>>>>>

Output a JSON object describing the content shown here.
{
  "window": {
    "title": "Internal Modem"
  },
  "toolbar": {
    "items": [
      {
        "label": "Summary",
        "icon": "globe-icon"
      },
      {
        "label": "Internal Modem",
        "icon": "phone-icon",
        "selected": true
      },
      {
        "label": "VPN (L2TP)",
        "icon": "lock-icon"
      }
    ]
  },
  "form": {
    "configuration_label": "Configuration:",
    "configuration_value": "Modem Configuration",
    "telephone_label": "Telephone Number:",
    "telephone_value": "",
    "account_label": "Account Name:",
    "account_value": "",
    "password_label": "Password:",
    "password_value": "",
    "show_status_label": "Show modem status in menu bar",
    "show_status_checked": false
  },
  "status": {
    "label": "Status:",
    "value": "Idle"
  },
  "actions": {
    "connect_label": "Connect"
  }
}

<<<<<
>>>>>

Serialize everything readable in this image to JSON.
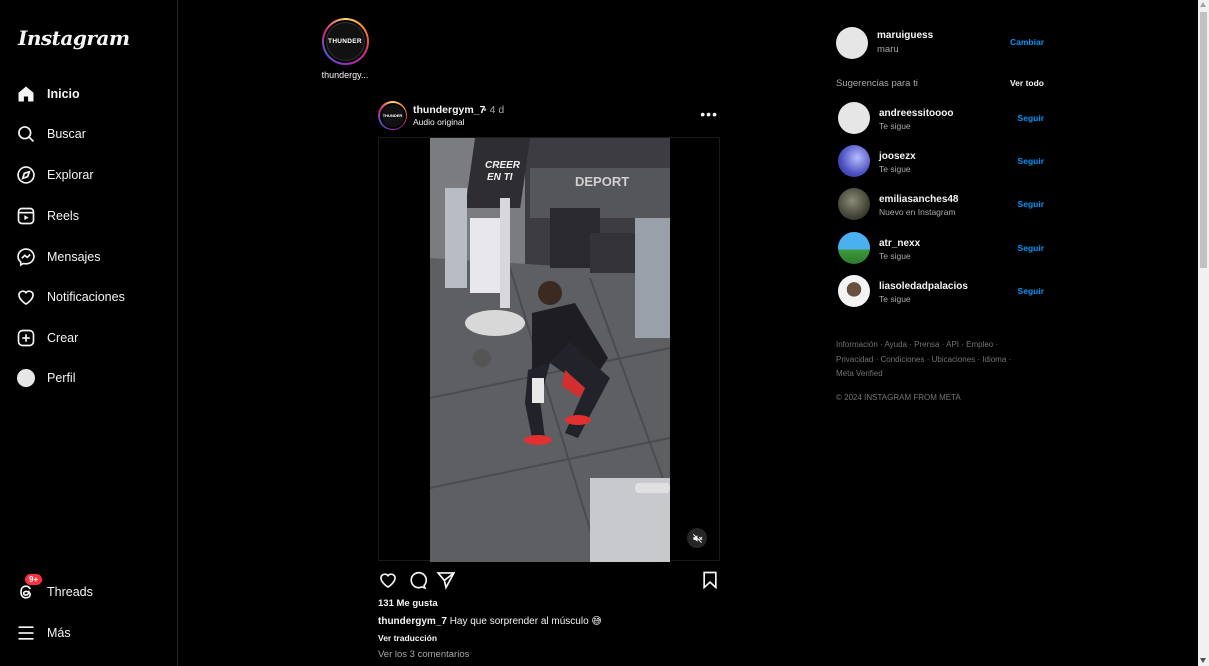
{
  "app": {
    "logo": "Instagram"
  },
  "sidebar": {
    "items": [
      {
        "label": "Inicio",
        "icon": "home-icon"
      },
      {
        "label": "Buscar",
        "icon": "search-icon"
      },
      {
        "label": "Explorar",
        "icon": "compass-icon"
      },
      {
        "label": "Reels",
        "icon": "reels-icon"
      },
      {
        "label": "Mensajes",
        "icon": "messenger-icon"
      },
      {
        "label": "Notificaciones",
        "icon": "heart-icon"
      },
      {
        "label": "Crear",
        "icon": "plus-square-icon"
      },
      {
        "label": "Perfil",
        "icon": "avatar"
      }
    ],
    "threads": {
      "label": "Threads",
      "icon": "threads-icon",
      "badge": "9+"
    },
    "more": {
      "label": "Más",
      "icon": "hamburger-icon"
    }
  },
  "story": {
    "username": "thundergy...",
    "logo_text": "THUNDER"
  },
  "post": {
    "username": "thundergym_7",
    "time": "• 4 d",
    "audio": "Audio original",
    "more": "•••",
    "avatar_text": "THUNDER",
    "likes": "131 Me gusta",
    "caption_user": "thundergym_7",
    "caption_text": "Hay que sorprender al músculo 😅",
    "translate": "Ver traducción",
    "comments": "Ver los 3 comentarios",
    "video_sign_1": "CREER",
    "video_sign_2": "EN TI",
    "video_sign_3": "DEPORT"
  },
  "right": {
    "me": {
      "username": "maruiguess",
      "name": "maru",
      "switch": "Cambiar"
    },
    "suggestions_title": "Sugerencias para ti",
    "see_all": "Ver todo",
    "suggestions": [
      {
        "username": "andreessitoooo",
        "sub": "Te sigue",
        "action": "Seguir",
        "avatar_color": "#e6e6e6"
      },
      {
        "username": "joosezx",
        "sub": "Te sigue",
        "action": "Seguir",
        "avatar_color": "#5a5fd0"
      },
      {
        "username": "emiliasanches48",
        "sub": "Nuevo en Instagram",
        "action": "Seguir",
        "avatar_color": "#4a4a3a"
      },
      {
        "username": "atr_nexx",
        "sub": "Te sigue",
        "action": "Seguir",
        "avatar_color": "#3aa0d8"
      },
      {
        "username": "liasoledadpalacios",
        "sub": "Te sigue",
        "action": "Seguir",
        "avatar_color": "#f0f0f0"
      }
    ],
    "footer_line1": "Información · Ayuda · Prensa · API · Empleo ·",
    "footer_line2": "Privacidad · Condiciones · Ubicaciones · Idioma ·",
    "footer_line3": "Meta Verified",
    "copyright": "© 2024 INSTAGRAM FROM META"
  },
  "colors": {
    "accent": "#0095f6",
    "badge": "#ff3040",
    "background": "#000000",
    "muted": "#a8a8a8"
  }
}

<<<<<
>>>>>

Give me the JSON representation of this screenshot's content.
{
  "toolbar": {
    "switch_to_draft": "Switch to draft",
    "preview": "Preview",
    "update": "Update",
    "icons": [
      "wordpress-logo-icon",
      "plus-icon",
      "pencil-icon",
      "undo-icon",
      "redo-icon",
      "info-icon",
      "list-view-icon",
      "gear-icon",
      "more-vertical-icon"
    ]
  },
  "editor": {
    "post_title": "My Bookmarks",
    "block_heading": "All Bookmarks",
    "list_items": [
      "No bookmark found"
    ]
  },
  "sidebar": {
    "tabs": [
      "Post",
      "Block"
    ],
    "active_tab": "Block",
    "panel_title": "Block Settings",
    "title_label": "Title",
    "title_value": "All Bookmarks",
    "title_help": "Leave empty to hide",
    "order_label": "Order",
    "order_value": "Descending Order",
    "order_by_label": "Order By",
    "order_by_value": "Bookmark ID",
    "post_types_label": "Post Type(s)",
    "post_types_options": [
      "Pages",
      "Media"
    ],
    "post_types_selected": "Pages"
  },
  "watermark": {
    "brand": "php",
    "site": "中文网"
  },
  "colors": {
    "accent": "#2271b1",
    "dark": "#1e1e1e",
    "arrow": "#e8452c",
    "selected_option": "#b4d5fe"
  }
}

<<<<<

Problem to solve
Check each line of the entries for the string "Bookmarks". Copy the lines that have it.

Solution for this task
    "post_title": "My Bookmarks",
    "block_heading": "All Bookmarks",
    "title_value": "All Bookmarks",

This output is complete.